§ GIVEN INSTRUCTION: For the entries that follow, tally the lines holding the string "this". Give the total and nothing else.
+++ ITEMS
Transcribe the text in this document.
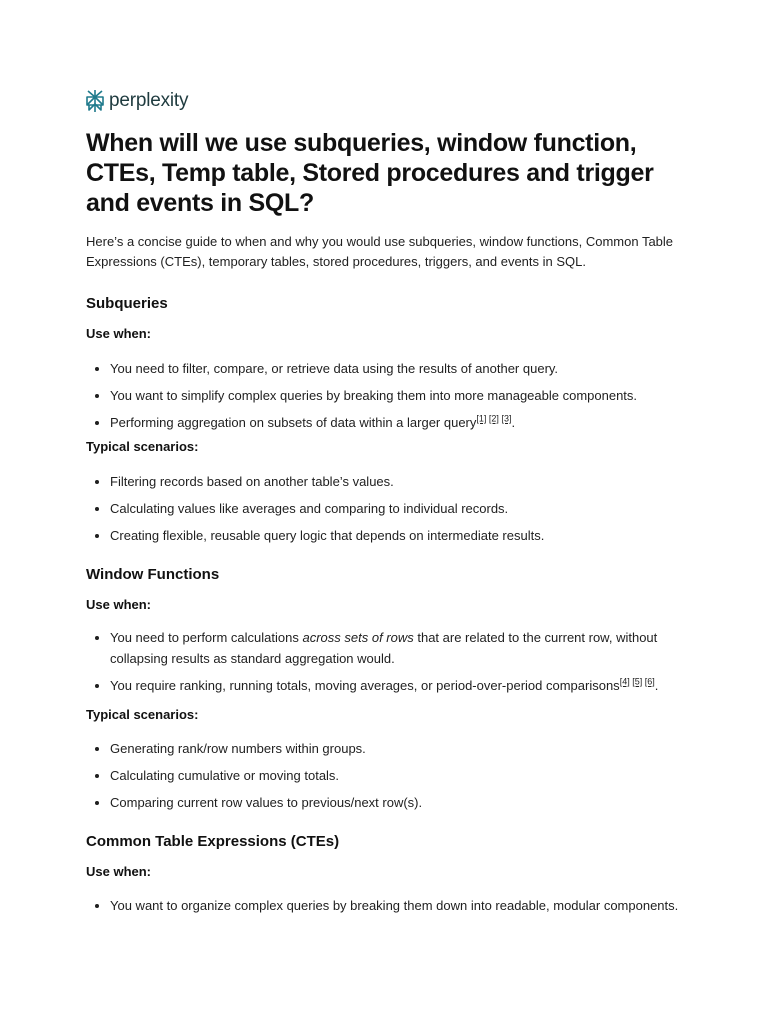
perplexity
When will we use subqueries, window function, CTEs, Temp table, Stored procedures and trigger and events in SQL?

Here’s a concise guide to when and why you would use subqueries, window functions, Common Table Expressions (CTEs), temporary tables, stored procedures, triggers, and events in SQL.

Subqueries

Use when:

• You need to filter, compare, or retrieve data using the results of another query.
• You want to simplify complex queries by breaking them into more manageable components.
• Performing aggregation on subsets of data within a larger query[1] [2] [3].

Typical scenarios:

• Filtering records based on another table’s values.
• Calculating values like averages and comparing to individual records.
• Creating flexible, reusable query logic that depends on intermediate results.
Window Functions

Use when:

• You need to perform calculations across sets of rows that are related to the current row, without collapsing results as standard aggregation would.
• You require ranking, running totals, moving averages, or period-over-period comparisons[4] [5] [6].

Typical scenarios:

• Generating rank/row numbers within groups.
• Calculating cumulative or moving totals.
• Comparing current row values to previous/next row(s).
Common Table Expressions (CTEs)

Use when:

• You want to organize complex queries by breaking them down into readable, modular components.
++++++
+++ ITEMS
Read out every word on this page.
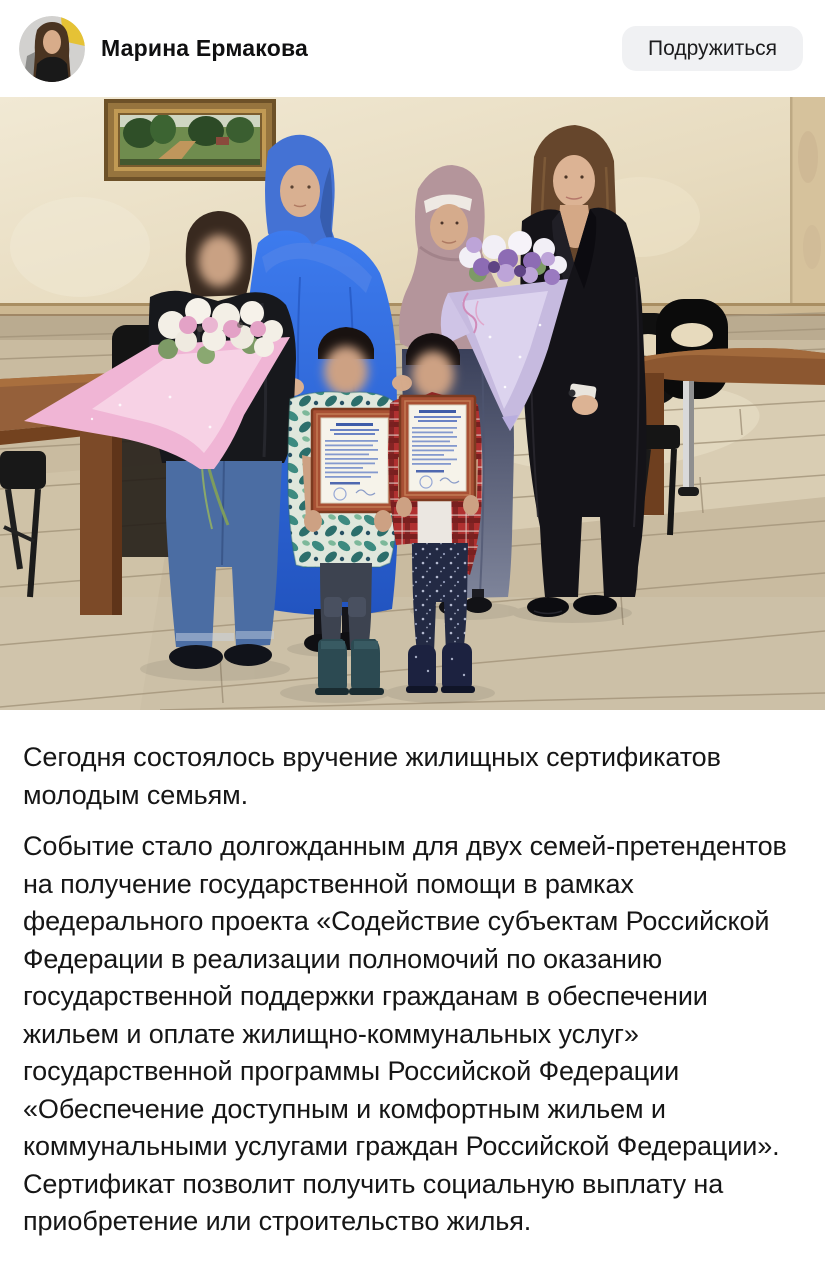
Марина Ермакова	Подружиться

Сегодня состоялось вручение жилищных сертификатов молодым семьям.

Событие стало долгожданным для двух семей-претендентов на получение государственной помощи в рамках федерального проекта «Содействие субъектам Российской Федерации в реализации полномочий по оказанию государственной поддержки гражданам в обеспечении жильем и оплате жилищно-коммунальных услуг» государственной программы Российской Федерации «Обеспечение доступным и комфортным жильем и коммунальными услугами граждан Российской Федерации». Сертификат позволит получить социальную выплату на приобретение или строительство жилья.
++++++
§ REPLY TO THE TASK: 2